• AVAILABLE DATA
◆ ◆ ◆
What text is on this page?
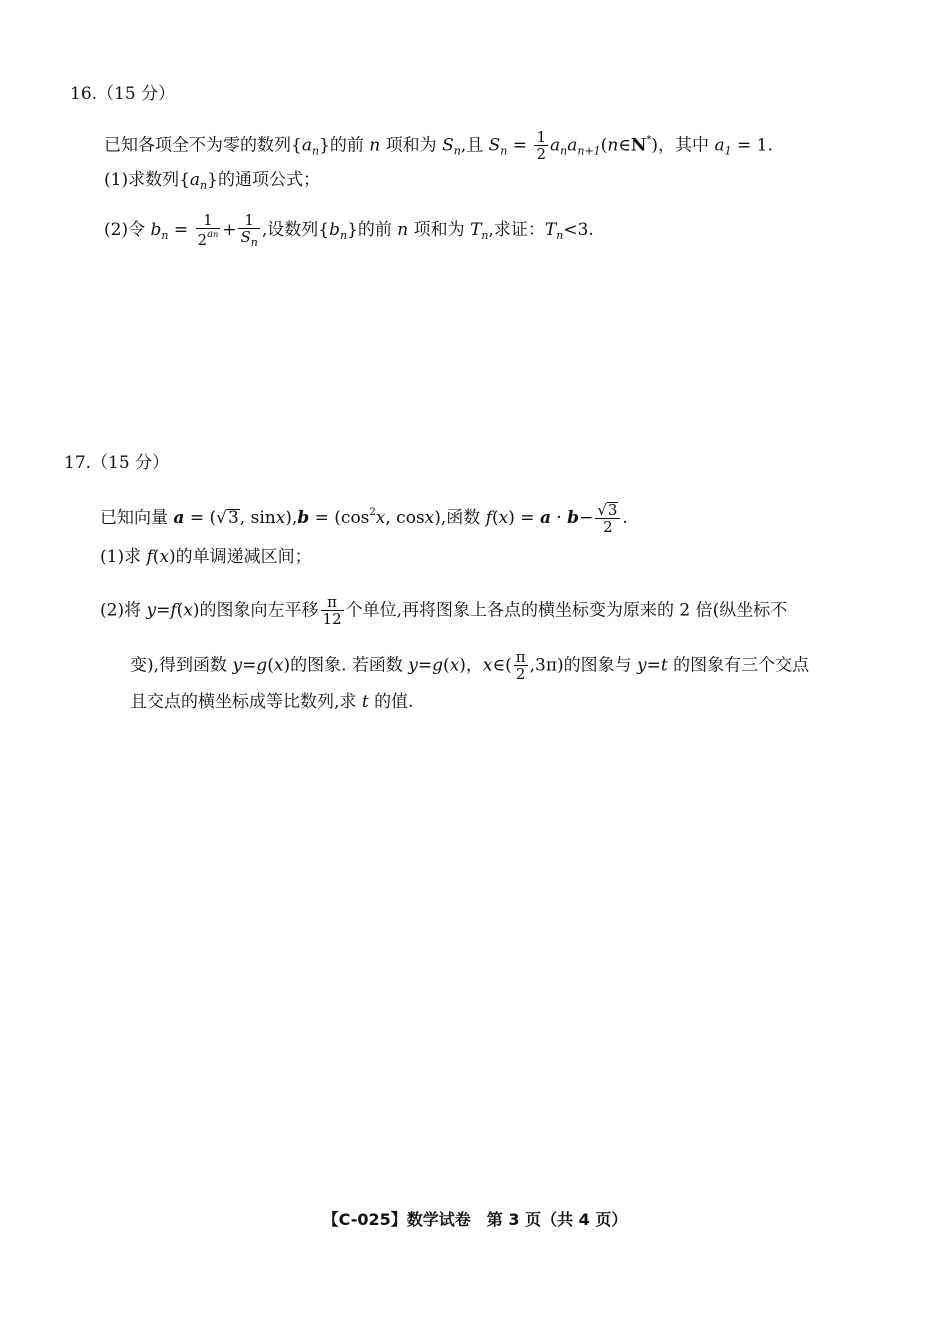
16.（15 分）
已知各项全不为零的数列$\{a_n\}$的前 n 项和为 $S_n$,且 $S_n = \frac{1}{2}$ $a_na_{n+1}(n\in N^*)$，其中 $a_1 = 1$.
(1)求数列$\{a_n\}$的通项公式；
(2)令 $b_n = \frac{1}{2^{an}} + \frac{1}{S_n}$ ,设数列$\{b_n\}$的前 n 项和为 $T_n$,求证：$T_n<3$.
17.（15 分）
已知向量 a = (√3, $\sin x),b = (\cos^2x$, cosx),函数 $f(x) = a \cdot b- \frac{√3}{2}$ .
(1)求 f(x)的单调递减区间；
(2)将 y=f(x)的图象向左平移 $\frac{\pi}{12}$ 个单位,再将图象上各点的横坐标变为原来的 2 倍(纵坐标不
变),得到函数 y=g(x)的图象. 若函数 y=g(x)，x∈( $\frac{\pi}{2} ,3\pi$)的图象与 y=t 的图象有三个交点
且交点的横坐标成等比数列,求 t 的值.
【C-025】数学试卷　第 3 页（共 4 页）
◆ ◆ ◆
• YOUR TASK
The records above are to be quoted exactly, with all pictures left out.

• TASK RESULT
What text is on this page?
16.（15 分）
已知各项全不为零的数列$\{a_n\}$的前 n 项和为 $S_n$,且 $S_n = \frac{1}{2}$ $a_na_{n+1}(n\in N^*)$，其中 $a_1 = 1$.
(1)求数列$\{a_n\}$的通项公式；
(2)令 $b_n = \frac{1}{2^{an}} + \frac{1}{S_n}$ ,设数列$\{b_n\}$的前 n 项和为 $T_n$,求证：$T_n<3$.
17.（15 分）
已知向量 a = (√3, $\sin x),b = (\cos^2x$, cosx),函数 $f(x) = a \cdot b- \frac{√3}{2}$ .
(1)求 f(x)的单调递减区间；
(2)将 y=f(x)的图象向左平移 $\frac{\pi}{12}$ 个单位,再将图象上各点的横坐标变为原来的 2 倍(纵坐标不
变),得到函数 y=g(x)的图象. 若函数 y=g(x)，x∈( $\frac{\pi}{2} ,3\pi$)的图象与 y=t 的图象有三个交点
且交点的横坐标成等比数列,求 t 的值.
【C-025】数学试卷　第 3 页（共 4 页）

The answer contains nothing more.